Which lines contain the word "数据治理"? Return each of them as written.

[Records from a collection of figures]
>>>

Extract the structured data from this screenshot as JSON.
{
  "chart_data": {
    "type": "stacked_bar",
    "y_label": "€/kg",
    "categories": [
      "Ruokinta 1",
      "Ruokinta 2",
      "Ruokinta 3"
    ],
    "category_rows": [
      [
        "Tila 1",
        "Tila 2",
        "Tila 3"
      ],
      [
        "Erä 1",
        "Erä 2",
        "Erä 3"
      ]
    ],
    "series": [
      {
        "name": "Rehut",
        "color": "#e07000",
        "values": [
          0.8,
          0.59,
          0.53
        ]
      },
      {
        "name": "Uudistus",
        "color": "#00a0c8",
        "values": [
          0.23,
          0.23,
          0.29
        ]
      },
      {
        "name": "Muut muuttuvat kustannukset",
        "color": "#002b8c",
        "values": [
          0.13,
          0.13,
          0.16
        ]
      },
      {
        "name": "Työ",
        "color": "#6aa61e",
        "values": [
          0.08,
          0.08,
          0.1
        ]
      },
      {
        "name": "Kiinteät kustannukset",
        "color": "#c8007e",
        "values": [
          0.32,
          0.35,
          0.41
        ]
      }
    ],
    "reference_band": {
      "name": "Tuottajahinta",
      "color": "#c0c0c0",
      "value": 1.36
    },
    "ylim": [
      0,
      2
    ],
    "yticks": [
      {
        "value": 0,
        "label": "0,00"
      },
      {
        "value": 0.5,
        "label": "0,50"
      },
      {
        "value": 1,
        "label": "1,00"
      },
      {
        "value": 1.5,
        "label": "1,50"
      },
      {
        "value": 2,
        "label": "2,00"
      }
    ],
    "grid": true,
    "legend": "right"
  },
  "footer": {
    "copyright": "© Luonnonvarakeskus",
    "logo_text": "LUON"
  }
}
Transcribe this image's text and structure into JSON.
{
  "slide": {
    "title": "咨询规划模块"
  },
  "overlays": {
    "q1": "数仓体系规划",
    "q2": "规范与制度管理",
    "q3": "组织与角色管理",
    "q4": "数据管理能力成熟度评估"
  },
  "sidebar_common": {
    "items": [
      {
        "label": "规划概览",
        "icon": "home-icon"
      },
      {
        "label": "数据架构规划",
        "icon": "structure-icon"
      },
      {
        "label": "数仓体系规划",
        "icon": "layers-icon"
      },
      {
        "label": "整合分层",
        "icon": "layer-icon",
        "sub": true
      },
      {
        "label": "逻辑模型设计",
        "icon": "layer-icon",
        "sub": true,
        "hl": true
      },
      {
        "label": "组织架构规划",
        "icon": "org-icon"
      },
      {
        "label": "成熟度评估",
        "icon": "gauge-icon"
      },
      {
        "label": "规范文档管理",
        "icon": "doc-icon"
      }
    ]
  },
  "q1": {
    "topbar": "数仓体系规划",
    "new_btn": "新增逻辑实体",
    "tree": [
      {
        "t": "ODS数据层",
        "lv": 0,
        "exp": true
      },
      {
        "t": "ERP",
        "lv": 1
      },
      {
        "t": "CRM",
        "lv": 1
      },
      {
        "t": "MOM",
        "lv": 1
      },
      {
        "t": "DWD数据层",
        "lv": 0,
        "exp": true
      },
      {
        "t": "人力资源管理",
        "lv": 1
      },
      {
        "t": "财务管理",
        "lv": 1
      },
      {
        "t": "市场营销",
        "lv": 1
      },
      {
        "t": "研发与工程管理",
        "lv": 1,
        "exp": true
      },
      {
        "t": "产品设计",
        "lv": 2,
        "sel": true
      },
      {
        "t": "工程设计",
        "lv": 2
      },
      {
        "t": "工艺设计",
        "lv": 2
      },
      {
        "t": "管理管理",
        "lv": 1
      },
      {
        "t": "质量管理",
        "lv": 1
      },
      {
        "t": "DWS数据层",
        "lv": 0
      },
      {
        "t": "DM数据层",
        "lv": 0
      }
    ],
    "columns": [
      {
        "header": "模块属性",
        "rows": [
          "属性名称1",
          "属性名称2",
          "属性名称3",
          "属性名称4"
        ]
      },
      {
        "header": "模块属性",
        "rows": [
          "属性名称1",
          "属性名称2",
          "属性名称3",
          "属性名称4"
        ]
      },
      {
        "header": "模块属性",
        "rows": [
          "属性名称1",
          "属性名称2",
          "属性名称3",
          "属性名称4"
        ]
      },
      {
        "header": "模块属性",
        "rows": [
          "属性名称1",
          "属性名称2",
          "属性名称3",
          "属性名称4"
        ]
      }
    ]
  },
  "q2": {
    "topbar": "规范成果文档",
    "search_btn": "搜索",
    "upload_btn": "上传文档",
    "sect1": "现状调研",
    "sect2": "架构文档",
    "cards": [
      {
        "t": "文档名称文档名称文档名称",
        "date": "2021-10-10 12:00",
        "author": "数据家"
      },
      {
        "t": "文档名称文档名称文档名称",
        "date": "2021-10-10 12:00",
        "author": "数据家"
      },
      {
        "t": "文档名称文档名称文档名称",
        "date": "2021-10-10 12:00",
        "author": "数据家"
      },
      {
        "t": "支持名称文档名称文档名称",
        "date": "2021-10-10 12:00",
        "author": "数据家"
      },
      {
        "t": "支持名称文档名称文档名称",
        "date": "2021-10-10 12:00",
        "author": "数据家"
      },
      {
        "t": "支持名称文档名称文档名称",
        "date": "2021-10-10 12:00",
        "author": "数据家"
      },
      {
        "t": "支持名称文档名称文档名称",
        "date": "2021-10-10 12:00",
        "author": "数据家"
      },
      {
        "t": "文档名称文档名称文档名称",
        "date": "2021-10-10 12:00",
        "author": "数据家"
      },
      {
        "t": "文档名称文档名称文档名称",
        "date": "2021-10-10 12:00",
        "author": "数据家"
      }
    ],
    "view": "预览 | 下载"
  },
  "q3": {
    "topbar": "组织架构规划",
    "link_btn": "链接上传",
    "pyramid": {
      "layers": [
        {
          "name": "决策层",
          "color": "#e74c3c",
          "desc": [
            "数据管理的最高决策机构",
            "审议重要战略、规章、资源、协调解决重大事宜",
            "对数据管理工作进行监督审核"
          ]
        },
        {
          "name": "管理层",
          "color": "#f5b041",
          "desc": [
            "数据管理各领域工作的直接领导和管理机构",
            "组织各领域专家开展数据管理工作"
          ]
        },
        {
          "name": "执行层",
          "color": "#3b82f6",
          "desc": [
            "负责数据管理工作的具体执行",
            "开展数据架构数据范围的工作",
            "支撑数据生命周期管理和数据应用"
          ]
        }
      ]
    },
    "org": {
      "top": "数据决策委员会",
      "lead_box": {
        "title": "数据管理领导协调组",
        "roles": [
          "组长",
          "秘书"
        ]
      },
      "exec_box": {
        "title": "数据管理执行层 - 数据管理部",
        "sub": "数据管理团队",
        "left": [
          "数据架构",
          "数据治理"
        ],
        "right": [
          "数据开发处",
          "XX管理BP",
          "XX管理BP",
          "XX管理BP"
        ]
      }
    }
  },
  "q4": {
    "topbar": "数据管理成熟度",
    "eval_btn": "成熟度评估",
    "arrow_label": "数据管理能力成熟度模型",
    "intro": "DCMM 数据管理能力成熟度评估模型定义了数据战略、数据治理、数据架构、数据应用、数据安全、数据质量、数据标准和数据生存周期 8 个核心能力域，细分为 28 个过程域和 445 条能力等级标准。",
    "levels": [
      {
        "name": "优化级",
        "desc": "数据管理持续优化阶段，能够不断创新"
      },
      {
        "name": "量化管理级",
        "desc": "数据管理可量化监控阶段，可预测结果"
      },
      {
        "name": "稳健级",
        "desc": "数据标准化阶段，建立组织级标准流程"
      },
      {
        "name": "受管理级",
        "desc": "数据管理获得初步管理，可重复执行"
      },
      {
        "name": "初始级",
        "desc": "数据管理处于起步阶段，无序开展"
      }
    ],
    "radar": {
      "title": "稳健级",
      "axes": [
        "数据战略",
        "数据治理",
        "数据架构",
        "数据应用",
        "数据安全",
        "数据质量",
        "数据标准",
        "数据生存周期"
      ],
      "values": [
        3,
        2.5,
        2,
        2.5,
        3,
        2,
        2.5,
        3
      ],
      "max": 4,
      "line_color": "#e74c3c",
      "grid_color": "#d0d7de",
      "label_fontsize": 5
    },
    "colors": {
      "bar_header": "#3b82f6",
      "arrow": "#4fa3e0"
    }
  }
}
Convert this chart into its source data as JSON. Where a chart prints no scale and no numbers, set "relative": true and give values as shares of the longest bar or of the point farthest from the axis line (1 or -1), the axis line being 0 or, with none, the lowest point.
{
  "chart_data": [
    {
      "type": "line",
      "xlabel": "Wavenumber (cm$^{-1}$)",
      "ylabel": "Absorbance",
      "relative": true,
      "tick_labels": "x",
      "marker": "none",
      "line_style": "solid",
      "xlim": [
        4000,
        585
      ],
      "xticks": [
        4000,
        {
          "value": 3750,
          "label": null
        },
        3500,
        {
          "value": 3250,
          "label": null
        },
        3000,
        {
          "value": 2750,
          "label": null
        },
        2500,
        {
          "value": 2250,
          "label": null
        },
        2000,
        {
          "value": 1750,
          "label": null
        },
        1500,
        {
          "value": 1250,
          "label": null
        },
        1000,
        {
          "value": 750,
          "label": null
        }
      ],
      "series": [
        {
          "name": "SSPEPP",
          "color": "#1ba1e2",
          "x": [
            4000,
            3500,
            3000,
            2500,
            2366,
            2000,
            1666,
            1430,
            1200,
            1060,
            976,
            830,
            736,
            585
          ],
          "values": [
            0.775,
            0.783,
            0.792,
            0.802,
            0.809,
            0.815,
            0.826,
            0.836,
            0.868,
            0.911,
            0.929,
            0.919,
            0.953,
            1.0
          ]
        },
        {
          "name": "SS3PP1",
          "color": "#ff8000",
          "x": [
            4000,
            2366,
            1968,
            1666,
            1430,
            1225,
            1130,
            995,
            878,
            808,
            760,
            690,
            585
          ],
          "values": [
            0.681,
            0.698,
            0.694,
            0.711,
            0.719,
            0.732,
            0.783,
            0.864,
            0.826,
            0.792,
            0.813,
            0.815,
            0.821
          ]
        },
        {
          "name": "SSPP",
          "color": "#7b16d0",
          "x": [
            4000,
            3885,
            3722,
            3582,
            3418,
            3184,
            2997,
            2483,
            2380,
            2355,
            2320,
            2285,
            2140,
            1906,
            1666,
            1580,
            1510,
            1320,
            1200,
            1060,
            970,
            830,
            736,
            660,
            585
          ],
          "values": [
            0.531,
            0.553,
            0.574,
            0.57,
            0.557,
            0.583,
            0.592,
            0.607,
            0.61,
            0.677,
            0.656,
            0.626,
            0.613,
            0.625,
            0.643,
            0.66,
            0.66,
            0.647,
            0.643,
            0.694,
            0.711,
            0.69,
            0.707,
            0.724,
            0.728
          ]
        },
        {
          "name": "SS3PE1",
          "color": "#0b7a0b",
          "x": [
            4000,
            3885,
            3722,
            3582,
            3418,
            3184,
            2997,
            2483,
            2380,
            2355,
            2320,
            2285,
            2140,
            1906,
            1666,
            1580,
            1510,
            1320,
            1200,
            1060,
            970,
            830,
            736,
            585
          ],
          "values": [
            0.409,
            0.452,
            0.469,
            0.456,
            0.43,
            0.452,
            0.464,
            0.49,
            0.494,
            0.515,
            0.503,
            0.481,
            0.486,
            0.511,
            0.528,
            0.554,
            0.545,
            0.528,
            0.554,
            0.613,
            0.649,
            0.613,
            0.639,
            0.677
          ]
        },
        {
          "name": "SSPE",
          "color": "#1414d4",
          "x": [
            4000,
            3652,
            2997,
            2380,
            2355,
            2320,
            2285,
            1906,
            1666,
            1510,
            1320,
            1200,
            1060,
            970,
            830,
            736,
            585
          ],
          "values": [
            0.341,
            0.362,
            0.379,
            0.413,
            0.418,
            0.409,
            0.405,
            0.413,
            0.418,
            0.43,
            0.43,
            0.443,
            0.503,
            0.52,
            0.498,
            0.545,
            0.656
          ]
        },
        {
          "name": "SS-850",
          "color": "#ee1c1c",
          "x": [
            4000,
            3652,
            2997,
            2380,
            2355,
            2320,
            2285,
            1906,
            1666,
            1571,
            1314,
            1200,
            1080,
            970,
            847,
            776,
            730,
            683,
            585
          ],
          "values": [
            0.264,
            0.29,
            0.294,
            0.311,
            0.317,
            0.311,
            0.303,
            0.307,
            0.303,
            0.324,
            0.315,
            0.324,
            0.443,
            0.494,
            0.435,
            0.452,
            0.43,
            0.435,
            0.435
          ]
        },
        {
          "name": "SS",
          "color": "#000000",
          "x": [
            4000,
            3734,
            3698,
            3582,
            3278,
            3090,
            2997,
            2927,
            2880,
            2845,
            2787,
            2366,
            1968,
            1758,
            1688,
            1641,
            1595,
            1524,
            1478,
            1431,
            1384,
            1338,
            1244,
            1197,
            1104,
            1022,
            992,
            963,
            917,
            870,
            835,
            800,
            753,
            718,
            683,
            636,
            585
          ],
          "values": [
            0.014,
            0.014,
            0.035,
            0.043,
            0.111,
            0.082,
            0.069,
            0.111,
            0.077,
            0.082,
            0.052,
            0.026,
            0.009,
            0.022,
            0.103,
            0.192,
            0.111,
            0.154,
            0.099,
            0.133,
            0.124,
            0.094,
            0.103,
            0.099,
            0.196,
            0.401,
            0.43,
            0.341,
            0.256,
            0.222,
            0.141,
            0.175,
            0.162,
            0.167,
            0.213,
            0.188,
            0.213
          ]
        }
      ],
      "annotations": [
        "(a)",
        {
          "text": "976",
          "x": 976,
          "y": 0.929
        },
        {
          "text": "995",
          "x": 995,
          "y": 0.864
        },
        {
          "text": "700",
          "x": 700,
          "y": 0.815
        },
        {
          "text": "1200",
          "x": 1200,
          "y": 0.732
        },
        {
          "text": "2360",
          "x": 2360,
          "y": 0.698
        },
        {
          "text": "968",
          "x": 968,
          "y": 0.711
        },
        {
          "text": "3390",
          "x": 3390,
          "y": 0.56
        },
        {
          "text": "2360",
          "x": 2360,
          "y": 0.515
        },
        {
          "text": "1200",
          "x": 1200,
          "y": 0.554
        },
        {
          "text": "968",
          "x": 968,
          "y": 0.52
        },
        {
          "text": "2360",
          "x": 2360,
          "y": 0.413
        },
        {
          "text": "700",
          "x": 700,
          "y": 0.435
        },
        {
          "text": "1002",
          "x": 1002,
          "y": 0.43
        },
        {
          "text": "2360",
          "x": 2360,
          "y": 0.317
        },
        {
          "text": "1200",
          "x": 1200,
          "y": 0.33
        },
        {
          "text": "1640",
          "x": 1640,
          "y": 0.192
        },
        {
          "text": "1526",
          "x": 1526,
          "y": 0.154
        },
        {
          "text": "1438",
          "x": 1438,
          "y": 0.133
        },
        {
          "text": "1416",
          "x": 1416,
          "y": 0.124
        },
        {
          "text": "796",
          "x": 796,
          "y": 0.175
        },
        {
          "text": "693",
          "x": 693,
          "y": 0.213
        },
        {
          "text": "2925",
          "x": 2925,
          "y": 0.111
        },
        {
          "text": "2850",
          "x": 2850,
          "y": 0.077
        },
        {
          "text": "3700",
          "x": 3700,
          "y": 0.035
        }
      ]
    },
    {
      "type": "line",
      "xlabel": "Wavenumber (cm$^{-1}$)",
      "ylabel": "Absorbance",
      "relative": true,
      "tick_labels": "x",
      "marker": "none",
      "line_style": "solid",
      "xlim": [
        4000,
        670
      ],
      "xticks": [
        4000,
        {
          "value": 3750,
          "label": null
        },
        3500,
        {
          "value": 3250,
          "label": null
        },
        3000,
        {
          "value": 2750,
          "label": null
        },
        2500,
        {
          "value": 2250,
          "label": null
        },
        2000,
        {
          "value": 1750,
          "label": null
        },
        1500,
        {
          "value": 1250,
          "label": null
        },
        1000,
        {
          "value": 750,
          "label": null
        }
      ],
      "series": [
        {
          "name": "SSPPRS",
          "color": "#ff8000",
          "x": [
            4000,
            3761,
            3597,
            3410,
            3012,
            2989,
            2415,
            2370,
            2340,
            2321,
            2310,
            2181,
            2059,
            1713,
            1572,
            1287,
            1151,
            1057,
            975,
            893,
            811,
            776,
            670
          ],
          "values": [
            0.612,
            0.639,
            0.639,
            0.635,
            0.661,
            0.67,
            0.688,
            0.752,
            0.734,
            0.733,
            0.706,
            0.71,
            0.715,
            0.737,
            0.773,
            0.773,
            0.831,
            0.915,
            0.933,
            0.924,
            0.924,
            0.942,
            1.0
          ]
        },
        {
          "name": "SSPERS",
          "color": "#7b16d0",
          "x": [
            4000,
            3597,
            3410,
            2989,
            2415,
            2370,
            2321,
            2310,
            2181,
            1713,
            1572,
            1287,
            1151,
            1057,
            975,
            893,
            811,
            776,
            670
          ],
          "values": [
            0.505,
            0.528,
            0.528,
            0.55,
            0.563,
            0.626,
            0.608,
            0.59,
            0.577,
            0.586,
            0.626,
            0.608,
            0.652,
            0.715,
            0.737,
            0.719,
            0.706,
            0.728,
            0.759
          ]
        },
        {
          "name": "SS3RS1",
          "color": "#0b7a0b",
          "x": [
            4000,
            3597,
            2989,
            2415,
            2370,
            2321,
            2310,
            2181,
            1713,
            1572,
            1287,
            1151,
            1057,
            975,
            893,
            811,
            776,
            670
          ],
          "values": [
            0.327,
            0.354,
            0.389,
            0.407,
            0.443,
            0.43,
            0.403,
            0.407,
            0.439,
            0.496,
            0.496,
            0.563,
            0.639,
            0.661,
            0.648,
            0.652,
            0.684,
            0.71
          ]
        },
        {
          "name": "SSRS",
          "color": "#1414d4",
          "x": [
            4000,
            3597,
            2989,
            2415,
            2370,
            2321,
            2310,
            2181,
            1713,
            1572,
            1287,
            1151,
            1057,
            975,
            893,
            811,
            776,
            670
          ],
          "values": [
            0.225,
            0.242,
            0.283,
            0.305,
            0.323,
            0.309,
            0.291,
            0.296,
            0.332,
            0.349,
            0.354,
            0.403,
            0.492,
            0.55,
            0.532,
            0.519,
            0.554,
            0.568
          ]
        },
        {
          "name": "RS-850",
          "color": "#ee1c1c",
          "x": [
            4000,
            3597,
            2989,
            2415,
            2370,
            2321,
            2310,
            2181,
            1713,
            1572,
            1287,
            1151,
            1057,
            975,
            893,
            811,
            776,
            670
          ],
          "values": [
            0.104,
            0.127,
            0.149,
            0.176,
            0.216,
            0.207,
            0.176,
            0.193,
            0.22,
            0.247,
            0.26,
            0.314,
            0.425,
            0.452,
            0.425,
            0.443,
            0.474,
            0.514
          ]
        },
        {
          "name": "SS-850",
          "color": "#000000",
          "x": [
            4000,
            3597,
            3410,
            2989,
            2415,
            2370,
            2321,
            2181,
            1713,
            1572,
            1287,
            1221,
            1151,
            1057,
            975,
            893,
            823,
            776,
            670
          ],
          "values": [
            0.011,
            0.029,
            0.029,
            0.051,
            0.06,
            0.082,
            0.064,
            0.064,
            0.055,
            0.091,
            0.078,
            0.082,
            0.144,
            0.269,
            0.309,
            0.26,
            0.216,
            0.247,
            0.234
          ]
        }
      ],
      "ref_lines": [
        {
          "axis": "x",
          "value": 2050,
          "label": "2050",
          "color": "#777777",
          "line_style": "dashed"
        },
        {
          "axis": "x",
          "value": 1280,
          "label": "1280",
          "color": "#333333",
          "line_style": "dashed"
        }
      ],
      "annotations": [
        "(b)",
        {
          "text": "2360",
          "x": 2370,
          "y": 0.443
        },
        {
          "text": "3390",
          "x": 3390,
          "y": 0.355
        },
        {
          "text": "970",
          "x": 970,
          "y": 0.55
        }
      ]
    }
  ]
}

<<<

→ **RESULT OF THE TASK**
          "数据治理"
    "intro": "DCMM 数据管理能力成熟度评估模型定义了数据战略、数据治理、数据架构、数据应用、数据安全、数据质量、数据标准和数据生存周期 8 个核心能力域，细分为 28 个过程域和 445 条能力等级标准。",
        "数据治理",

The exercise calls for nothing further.